本文:
こんな気持ちでいられたら・・・一病理医の日々と生き方考え方

人生あっという間、私の時間もあと少し。
よりよく生きるにはどうしたらいい?

空はこんなに広いのに

2020年10月01日 | 自然災害・事故・感染症
今夜は中秋の名月。空は朝から厚い雲に覆われ、小雨が降ったり止んだり。念のためにと傘を持って出てきたが、午後にはすっかり止んだようで帰りには美しいお月様を無事拝むことができ、傘は置いて帰った。今日から10月、今の勤務先に移ってから1年。この間、大病もせず、人間関係に悩むこともあまりなく過ごすことができたのは幸いだった。一人病理医としての仕事は重圧を感じるが、それを上回るやりがいもある。私の病理医人生の総仕上げの場としてこれ以上のことを望んではなるまい。そして子育てという社会貢献も終わり、次なる社会貢献が何かを模索しなくてはいけない時期でもある。

通常ならあっという間の1年という表現が適当なのだろうが、新型コロナウイルス(COVID-19)の出現により、この1年は単にそう片付けるわけにもいかない、きわめて特異なものとなった。銃弾爆弾であればそれからそれらを避けたらいいし、放射能ならばそれを検知し逃げることもできる。ペストやコレラ、それにノロウイルスも衛生環境を改善することでほとんどを防ぐことができる。だが、COVID-19はそんなわけにいかなかった。一人一人が他者との接触を最低限にするため、今はまるで釉薬をくぐらせた焼き物のように、地球が被膜によってすっぽりと覆われているようだ。私たち人間はそれを押し上げながら行動している。その向こうの空はとても広くて果てしないのに、被膜によって覆われた空は一見広いようで、その実全ては塞がれていて息苦しい。息苦しさはマスクをつけていなくてはならないからというだけではない。

抽出データ:

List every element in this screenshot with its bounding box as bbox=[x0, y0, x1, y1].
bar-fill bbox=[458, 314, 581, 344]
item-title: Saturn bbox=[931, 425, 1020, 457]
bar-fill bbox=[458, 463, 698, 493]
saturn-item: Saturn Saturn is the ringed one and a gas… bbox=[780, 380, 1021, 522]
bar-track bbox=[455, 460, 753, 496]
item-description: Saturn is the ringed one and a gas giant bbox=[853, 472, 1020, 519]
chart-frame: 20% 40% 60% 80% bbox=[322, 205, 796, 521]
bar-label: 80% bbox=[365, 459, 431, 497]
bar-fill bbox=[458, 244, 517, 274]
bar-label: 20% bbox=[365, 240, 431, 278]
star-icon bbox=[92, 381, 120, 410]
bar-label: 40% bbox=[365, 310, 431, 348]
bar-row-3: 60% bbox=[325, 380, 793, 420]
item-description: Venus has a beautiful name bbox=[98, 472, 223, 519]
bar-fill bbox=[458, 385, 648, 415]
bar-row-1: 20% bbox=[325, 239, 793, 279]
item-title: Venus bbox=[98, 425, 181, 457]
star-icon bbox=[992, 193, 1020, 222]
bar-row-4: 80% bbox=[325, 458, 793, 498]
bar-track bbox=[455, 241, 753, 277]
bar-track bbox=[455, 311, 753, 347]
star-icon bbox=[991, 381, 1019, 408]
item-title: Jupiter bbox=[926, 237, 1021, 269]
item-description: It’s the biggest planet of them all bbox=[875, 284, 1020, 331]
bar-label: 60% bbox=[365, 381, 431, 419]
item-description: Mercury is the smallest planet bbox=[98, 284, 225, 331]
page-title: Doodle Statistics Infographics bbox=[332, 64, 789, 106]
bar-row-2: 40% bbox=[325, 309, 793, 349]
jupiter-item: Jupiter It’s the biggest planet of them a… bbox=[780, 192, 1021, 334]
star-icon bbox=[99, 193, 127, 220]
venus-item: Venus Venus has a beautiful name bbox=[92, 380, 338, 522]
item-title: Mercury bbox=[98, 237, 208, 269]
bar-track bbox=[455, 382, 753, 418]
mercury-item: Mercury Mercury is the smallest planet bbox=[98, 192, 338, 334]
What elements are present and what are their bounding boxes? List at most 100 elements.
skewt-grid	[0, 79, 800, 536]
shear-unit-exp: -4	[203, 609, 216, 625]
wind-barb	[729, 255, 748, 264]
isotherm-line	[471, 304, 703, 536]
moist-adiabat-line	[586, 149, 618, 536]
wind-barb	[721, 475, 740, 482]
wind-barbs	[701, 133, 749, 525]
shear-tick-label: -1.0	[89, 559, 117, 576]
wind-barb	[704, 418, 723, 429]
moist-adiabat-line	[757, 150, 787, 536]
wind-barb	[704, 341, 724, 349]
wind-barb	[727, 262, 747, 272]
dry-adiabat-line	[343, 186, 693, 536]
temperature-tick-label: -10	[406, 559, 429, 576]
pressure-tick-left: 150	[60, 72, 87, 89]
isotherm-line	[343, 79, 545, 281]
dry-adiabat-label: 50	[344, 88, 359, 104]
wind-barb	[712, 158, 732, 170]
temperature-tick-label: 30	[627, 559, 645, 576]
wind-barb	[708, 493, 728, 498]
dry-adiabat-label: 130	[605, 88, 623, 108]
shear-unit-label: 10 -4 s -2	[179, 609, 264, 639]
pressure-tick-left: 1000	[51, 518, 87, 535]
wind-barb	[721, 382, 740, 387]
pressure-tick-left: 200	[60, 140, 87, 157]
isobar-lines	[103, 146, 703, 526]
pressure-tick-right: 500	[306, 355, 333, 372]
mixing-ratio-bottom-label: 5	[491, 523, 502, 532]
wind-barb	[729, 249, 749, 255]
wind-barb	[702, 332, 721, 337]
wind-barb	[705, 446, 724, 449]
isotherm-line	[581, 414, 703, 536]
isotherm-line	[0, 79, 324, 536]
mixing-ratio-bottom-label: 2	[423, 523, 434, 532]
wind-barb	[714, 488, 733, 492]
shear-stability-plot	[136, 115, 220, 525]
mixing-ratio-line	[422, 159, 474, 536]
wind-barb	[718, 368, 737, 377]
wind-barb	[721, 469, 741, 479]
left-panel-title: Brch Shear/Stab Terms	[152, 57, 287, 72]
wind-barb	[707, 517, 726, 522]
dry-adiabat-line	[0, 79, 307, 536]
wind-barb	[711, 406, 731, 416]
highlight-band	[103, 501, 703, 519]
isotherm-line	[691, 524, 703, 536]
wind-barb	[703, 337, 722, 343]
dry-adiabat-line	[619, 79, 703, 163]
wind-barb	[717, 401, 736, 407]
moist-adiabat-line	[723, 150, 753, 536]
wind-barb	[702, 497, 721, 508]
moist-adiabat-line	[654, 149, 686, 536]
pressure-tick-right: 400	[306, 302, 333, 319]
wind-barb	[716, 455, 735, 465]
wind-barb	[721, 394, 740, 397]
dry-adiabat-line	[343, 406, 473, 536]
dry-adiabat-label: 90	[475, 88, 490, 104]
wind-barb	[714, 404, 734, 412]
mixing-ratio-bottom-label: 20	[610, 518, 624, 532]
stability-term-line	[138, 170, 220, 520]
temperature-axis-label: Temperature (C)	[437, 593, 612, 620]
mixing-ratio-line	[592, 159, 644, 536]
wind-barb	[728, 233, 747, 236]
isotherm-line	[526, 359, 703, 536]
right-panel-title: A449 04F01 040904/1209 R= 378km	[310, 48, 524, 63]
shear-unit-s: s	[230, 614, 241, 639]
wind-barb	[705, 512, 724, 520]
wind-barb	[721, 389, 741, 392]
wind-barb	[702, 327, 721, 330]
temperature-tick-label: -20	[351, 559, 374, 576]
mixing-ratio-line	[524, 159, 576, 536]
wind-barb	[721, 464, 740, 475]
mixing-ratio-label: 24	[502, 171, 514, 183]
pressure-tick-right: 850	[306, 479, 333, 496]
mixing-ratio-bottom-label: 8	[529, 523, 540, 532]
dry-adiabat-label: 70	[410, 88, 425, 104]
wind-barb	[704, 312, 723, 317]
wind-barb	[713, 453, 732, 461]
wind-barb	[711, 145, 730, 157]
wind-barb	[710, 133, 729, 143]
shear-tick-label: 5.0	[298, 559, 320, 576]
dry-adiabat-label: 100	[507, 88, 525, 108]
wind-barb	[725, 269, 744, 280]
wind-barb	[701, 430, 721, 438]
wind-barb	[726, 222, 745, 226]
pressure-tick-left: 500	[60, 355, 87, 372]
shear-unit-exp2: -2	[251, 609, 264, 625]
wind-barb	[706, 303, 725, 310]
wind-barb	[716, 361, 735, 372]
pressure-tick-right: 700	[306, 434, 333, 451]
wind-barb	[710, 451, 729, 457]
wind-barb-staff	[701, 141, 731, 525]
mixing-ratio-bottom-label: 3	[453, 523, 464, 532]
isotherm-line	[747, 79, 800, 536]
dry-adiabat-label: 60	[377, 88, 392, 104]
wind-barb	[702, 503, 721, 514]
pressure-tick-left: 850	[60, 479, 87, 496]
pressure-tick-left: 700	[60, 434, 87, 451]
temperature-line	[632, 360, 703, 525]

設問:
(A) コロナ禍の一年を振り返る本文で、筆者が今の勤務先に移ってからどれだけたったと書かれているか。
(B) コロナ禍の一年を振り返る本文の最後の文から先を書き継げ。

解答:
(A) 1年。

(B)
昨日、国立国際医療研究センターが新型コロナウイルスの入院患者6000人余りの経過についての解析結果を明らかにした。糖尿病、高血圧などが必ずしも予後とは関係がなさそうだというのは、それらの疾患を有する人には朗報だろう。ただ、糖尿病も高血圧も、腎疾患、心疾患、脳血管障害の基礎疾患となるわけで、これらをどれほど区別できるのか疑問は残る。感染者数を日々気にすることは大事なことだが、それよりも今一度COVID-19に関する知識を自分なりに整理し、適切に対応すれば治癒する感染症であるということを知って行動すべき時だ。